# [Extracted entries]
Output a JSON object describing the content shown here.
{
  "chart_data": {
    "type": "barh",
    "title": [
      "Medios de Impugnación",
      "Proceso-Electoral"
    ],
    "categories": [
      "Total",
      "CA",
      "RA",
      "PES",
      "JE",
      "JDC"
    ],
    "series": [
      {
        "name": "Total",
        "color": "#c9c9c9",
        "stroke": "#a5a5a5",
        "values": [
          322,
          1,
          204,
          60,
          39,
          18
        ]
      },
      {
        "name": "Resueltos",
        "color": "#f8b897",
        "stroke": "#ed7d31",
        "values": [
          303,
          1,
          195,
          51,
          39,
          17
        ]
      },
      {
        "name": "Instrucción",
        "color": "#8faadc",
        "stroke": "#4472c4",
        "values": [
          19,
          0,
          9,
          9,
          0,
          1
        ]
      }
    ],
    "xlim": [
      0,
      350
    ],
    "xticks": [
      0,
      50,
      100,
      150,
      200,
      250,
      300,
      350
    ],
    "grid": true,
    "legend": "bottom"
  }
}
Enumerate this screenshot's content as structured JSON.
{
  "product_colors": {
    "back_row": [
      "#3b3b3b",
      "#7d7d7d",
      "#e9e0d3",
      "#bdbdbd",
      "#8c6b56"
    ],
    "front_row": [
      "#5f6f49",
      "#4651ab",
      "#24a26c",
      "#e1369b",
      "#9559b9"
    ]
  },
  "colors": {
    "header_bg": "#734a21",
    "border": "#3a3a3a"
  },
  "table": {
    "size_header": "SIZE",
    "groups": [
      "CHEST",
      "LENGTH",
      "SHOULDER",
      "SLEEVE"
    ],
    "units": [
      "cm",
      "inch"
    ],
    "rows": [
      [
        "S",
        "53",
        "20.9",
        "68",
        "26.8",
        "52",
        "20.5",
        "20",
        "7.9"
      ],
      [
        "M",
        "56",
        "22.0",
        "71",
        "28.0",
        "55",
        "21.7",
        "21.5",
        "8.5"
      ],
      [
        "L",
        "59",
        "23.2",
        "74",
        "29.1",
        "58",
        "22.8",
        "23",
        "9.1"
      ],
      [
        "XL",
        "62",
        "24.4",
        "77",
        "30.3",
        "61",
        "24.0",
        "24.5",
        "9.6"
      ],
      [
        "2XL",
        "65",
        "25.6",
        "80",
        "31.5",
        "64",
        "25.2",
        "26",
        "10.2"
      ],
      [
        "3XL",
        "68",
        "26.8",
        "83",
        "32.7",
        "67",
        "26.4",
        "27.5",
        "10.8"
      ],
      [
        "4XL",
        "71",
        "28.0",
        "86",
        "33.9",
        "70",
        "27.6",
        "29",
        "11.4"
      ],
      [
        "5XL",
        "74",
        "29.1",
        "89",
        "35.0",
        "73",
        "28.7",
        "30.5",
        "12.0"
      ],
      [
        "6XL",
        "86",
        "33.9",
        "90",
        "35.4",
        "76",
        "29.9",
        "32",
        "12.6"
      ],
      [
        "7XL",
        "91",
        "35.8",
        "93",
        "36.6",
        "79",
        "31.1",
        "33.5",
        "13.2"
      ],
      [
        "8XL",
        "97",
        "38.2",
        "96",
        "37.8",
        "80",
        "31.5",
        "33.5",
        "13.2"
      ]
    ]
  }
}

# [The request]
Which lines hold the word "JSON"? Copy all of them.

# [Solution to this problem]
Output a JSON object describing the content shown here.
Enumerate this screenshot's content as structured JSON.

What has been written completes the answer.